§ Stated problem
Quote the whole listing word for word, please.
>> START
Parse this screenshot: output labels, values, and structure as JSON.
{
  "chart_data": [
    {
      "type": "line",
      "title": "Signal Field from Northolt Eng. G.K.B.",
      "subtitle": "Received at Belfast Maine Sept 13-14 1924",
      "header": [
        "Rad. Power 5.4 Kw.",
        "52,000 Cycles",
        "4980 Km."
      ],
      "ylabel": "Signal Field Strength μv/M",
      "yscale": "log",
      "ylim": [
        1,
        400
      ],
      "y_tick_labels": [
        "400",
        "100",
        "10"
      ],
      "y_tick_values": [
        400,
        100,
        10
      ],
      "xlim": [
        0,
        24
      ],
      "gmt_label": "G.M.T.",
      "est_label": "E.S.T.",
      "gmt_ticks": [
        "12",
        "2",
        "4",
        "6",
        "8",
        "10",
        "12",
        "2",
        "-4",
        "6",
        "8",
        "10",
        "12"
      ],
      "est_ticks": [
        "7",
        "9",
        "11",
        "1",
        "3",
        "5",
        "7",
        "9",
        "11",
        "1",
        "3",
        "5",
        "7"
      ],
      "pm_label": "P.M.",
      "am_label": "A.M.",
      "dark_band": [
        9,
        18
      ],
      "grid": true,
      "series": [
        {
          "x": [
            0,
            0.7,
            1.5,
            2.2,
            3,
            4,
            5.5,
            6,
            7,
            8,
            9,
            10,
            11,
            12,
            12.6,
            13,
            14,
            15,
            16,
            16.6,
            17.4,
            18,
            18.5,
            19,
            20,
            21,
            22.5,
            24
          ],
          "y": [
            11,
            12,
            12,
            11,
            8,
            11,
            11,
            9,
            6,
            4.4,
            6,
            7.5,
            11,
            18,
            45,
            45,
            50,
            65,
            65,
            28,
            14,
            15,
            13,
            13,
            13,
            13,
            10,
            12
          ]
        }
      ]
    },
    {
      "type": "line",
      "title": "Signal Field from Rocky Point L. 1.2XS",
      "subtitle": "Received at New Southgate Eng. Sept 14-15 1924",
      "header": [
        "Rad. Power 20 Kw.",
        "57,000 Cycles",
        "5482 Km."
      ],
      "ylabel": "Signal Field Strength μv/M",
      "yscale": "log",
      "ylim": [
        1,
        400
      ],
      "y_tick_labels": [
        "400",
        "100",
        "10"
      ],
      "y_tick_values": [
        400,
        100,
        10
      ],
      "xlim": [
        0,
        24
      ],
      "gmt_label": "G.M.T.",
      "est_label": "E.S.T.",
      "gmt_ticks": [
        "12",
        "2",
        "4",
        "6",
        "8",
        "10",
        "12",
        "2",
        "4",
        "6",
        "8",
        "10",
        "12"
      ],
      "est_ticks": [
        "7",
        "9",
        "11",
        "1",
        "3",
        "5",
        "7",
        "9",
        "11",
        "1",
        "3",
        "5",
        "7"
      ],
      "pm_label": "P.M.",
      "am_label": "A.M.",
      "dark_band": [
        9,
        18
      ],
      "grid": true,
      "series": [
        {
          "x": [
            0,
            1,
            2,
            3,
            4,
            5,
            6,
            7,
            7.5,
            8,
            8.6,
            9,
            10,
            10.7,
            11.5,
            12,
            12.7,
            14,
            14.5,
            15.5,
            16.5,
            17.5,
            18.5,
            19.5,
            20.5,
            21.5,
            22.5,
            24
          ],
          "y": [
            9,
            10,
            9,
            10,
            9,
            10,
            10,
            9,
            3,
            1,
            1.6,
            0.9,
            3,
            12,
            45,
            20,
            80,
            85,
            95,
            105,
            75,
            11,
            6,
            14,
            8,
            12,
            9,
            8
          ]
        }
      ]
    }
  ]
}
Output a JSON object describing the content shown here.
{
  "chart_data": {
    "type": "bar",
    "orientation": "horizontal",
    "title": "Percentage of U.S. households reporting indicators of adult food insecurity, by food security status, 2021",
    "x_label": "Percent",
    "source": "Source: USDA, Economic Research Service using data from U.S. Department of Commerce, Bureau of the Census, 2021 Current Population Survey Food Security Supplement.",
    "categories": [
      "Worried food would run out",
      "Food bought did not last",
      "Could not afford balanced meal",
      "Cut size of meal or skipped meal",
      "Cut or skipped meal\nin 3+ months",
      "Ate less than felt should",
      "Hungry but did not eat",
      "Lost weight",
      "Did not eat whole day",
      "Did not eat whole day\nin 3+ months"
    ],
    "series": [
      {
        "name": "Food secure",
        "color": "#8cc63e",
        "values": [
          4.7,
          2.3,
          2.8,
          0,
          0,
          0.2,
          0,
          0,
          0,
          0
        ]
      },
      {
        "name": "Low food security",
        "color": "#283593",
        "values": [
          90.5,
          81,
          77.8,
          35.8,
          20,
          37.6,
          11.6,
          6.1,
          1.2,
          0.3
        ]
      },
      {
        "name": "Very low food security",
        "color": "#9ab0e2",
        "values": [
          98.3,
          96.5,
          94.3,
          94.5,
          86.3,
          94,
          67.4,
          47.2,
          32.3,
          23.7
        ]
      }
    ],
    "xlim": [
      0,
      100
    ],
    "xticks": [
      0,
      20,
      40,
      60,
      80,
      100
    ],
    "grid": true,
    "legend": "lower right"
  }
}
>> END
§ Exercise response
Parse this screenshot: output labels, values, and structure as JSON.
{
  "chart_data": [
    {
      "type": "line",
      "title": "Signal Field from Northolt Eng. G.K.B.",
      "subtitle": "Received at Belfast Maine Sept 13-14 1924",
      "header": [
        "Rad. Power 5.4 Kw.",
        "52,000 Cycles",
        "4980 Km."
      ],
      "ylabel": "Signal Field Strength μv/M",
      "yscale": "log",
      "ylim": [
        1,
        400
      ],
      "y_tick_labels": [
        "400",
        "100",
        "10"
      ],
      "y_tick_values": [
        400,
        100,
        10
      ],
      "xlim": [
        0,
        24
      ],
      "gmt_label": "G.M.T.",
      "est_label": "E.S.T.",
      "gmt_ticks": [
        "12",
        "2",
        "4",
        "6",
        "8",
        "10",
        "12",
        "2",
        "-4",
        "6",
        "8",
        "10",
        "12"
      ],
      "est_ticks": [
        "7",
        "9",
        "11",
        "1",
        "3",
        "5",
        "7",
        "9",
        "11",
        "1",
        "3",
        "5",
        "7"
      ],
      "pm_label": "P.M.",
      "am_label": "A.M.",
      "dark_band": [
        9,
        18
      ],
      "grid": true,
      "series": [
        {
          "x": [
            0,
            0.7,
            1.5,
            2.2,
            3,
            4,
            5.5,
            6,
            7,
            8,
            9,
            10,
            11,
            12,
            12.6,
            13,
            14,
            15,
            16,
            16.6,
            17.4,
            18,
            18.5,
            19,
            20,
            21,
            22.5,
            24
          ],
          "y": [
            11,
            12,
            12,
            11,
            8,
            11,
            11,
            9,
            6,
            4.4,
            6,
            7.5,
            11,
            18,
            45,
            45,
            50,
            65,
            65,
            28,
            14,
            15,
            13,
            13,
            13,
            13,
            10,
            12
          ]
        }
      ]
    },
    {
      "type": "line",
      "title": "Signal Field from Rocky Point L. 1.2XS",
      "subtitle": "Received at New Southgate Eng. Sept 14-15 1924",
      "header": [
        "Rad. Power 20 Kw.",
        "57,000 Cycles",
        "5482 Km."
      ],
      "ylabel": "Signal Field Strength μv/M",
      "yscale": "log",
      "ylim": [
        1,
        400
      ],
      "y_tick_labels": [
        "400",
        "100",
        "10"
      ],
      "y_tick_values": [
        400,
        100,
        10
      ],
      "xlim": [
        0,
        24
      ],
      "gmt_label": "G.M.T.",
      "est_label": "E.S.T.",
      "gmt_ticks": [
        "12",
        "2",
        "4",
        "6",
        "8",
        "10",
        "12",
        "2",
        "4",
        "6",
        "8",
        "10",
        "12"
      ],
      "est_ticks": [
        "7",
        "9",
        "11",
        "1",
        "3",
        "5",
        "7",
        "9",
        "11",
        "1",
        "3",
        "5",
        "7"
      ],
      "pm_label": "P.M.",
      "am_label": "A.M.",
      "dark_band": [
        9,
        18
      ],
      "grid": true,
      "series": [
        {
          "x": [
            0,
            1,
            2,
            3,
            4,
            5,
            6,
            7,
            7.5,
            8,
            8.6,
            9,
            10,
            10.7,
            11.5,
            12,
            12.7,
            14,
            14.5,
            15.5,
            16.5,
            17.5,
            18.5,
            19.5,
            20.5,
            21.5,
            22.5,
            24
          ],
          "y": [
            9,
            10,
            9,
            10,
            9,
            10,
            10,
            9,
            3,
            1,
            1.6,
            0.9,
            3,
            12,
            45,
            20,
            80,
            85,
            95,
            105,
            75,
            11,
            6,
            14,
            8,
            12,
            9,
            8
          ]
        }
      ]
    }
  ]
}
Output a JSON object describing the content shown here.
{
  "chart_data": {
    "type": "bar",
    "orientation": "horizontal",
    "title": "Percentage of U.S. households reporting indicators of adult food insecurity, by food security status, 2021",
    "x_label": "Percent",
    "source": "Source: USDA, Economic Research Service using data from U.S. Department of Commerce, Bureau of the Census, 2021 Current Population Survey Food Security Supplement.",
    "categories": [
      "Worried food would run out",
      "Food bought did not last",
      "Could not afford balanced meal",
      "Cut size of meal or skipped meal",
      "Cut or skipped meal\nin 3+ months",
      "Ate less than felt should",
      "Hungry but did not eat",
      "Lost weight",
      "Did not eat whole day",
      "Did not eat whole day\nin 3+ months"
    ],
    "series": [
      {
        "name": "Food secure",
        "color": "#8cc63e",
        "values": [
          4.7,
          2.3,
          2.8,
          0,
          0,
          0.2,
          0,
          0,
          0,
          0
        ]
      },
      {
        "name": "Low food security",
        "color": "#283593",
        "values": [
          90.5,
          81,
          77.8,
          35.8,
          20,
          37.6,
          11.6,
          6.1,
          1.2,
          0.3
        ]
      },
      {
        "name": "Very low food security",
        "color": "#9ab0e2",
        "values": [
          98.3,
          96.5,
          94.3,
          94.5,
          86.3,
          94,
          67.4,
          47.2,
          32.3,
          23.7
        ]
      }
    ],
    "xlim": [
      0,
      100
    ],
    "xticks": [
      0,
      20,
      40,
      60,
      80,
      100
    ],
    "grid": true,
    "legend": "lower right"
  }
}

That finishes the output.